→ **Aim**
Report the count of lines that carry the string "here", and add nothing.

Stored data:
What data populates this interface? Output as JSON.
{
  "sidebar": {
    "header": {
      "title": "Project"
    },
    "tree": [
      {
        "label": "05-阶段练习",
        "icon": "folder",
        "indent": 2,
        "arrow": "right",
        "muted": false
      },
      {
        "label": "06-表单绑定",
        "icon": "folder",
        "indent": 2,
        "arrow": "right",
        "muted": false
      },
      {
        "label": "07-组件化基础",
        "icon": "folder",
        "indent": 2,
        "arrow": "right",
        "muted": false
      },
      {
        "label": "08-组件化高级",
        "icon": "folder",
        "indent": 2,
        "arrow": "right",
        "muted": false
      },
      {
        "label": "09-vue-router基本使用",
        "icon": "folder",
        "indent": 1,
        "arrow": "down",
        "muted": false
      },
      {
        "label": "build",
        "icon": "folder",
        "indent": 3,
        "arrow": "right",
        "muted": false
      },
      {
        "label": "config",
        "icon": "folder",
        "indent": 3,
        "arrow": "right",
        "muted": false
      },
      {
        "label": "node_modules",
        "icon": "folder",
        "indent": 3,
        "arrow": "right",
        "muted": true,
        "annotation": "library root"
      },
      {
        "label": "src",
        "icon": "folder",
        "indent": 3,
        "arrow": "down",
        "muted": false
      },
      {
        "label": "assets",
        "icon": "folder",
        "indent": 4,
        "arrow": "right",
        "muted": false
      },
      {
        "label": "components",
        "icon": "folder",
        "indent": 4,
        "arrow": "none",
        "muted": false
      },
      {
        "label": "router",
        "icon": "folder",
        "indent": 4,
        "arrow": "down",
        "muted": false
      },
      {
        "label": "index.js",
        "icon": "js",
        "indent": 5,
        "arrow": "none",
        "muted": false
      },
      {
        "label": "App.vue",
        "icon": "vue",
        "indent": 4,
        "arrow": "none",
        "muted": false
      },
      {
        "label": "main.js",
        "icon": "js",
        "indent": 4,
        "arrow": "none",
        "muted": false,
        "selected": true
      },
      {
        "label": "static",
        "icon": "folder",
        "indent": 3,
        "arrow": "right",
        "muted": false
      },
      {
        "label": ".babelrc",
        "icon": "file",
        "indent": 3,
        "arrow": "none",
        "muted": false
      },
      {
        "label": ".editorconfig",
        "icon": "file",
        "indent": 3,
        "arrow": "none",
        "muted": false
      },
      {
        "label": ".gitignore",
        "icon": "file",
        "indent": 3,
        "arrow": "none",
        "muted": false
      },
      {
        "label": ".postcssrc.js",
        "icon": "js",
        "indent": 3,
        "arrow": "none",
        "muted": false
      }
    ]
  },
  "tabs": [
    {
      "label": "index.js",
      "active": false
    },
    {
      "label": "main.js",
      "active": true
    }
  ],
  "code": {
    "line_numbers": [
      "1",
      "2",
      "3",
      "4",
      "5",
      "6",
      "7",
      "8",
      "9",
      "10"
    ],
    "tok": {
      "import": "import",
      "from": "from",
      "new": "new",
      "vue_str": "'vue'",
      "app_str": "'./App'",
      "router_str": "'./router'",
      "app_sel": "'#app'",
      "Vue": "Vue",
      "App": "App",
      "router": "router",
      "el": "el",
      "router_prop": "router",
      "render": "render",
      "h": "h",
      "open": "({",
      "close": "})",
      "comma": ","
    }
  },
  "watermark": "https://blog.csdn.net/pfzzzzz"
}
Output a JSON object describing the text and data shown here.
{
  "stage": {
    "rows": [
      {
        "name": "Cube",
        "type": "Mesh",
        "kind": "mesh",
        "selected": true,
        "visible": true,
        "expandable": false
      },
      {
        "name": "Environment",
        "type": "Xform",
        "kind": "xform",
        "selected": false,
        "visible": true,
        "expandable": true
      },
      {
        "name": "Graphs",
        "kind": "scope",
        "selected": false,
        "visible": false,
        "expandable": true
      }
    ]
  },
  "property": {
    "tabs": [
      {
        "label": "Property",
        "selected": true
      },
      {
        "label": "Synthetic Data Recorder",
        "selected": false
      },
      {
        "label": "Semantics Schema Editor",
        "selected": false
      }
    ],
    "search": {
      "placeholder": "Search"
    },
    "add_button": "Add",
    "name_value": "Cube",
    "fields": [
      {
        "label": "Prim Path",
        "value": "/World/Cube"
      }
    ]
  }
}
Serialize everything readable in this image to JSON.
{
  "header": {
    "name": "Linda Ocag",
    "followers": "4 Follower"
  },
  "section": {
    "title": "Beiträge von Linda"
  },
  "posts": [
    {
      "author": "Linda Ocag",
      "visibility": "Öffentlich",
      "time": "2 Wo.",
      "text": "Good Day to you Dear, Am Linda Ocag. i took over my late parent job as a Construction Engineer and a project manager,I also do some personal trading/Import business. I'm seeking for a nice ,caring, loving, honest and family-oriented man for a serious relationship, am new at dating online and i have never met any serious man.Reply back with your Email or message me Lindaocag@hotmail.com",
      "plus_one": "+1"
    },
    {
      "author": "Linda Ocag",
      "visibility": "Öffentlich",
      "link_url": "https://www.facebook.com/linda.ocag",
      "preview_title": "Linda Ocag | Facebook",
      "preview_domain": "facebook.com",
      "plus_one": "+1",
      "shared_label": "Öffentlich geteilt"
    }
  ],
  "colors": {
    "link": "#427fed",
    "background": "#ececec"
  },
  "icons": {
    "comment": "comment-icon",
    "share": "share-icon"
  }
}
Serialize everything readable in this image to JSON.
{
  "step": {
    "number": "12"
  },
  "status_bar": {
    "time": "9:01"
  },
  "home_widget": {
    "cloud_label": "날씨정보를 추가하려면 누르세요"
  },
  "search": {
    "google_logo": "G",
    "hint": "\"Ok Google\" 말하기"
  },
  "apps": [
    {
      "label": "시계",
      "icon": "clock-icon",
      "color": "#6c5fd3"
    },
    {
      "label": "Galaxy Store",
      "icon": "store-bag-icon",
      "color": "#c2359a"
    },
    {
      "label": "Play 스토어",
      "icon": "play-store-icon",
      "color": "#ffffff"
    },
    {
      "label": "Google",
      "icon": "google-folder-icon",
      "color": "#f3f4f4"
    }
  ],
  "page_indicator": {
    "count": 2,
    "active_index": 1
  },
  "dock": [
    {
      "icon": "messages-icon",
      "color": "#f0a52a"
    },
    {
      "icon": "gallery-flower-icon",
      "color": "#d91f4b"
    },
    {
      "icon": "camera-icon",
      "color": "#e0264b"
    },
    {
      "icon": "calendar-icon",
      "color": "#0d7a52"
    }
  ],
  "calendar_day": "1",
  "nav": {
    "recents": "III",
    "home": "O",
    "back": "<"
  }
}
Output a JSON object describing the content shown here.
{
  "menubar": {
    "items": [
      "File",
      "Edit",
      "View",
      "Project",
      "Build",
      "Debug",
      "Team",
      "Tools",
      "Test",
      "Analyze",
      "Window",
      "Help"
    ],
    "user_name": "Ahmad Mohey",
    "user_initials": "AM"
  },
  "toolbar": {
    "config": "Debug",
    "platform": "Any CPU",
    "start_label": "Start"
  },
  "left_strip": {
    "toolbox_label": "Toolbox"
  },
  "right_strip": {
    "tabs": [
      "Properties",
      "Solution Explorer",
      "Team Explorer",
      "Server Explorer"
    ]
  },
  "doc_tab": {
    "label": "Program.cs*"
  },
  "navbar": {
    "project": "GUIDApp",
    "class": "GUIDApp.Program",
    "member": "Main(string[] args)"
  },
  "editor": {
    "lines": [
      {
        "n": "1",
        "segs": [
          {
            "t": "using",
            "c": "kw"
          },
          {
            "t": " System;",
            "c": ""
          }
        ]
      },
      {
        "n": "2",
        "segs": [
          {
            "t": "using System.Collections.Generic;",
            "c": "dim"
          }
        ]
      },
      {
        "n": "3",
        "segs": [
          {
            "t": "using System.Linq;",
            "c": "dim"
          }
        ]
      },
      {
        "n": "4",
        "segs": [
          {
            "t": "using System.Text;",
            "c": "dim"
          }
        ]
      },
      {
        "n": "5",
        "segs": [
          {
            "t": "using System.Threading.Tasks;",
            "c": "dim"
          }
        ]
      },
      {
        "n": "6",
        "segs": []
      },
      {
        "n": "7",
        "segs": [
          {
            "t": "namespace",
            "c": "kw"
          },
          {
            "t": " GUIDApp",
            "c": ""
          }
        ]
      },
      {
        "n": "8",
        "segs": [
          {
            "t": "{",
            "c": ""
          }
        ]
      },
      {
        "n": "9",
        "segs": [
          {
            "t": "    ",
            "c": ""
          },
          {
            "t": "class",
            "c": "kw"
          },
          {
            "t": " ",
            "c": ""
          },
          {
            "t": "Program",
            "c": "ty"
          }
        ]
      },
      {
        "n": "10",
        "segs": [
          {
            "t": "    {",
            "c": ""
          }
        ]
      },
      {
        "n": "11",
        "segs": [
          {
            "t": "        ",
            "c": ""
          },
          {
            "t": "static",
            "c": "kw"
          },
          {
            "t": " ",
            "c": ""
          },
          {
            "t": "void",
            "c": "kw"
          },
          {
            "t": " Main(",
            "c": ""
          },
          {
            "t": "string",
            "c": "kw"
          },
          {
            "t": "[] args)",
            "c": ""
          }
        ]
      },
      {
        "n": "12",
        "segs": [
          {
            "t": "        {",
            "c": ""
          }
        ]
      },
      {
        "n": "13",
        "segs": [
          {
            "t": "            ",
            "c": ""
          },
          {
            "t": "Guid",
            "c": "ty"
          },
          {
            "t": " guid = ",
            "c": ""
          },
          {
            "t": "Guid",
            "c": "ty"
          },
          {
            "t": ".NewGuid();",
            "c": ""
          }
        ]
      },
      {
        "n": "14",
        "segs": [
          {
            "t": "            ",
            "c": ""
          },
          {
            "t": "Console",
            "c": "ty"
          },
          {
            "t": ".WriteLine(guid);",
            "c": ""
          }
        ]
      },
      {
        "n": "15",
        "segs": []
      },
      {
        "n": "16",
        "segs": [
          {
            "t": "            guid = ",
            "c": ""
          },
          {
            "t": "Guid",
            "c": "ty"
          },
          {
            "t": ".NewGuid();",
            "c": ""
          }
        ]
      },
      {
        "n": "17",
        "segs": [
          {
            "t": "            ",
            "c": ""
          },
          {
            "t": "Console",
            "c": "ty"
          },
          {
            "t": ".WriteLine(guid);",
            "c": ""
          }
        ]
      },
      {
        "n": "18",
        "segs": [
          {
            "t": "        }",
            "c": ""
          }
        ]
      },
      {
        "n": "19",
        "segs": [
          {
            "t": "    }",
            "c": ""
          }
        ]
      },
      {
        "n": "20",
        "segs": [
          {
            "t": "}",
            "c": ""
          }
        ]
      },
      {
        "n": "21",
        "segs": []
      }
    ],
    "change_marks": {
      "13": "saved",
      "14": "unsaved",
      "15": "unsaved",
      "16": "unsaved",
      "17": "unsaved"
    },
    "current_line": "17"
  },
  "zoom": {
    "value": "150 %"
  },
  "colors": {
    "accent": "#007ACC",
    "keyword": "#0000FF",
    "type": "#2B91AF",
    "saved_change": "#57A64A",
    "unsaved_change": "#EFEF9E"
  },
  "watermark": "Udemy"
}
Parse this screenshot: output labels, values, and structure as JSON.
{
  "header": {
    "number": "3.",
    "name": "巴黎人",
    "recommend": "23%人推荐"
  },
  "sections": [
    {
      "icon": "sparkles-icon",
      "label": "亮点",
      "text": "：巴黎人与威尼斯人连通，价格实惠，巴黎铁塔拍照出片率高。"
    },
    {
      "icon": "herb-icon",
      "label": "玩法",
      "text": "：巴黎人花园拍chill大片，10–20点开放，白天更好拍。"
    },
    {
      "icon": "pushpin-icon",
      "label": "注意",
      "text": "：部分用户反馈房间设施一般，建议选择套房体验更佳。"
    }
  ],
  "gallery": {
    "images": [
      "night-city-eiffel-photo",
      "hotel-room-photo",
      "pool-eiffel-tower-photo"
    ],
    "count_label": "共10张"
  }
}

→ **Output**
2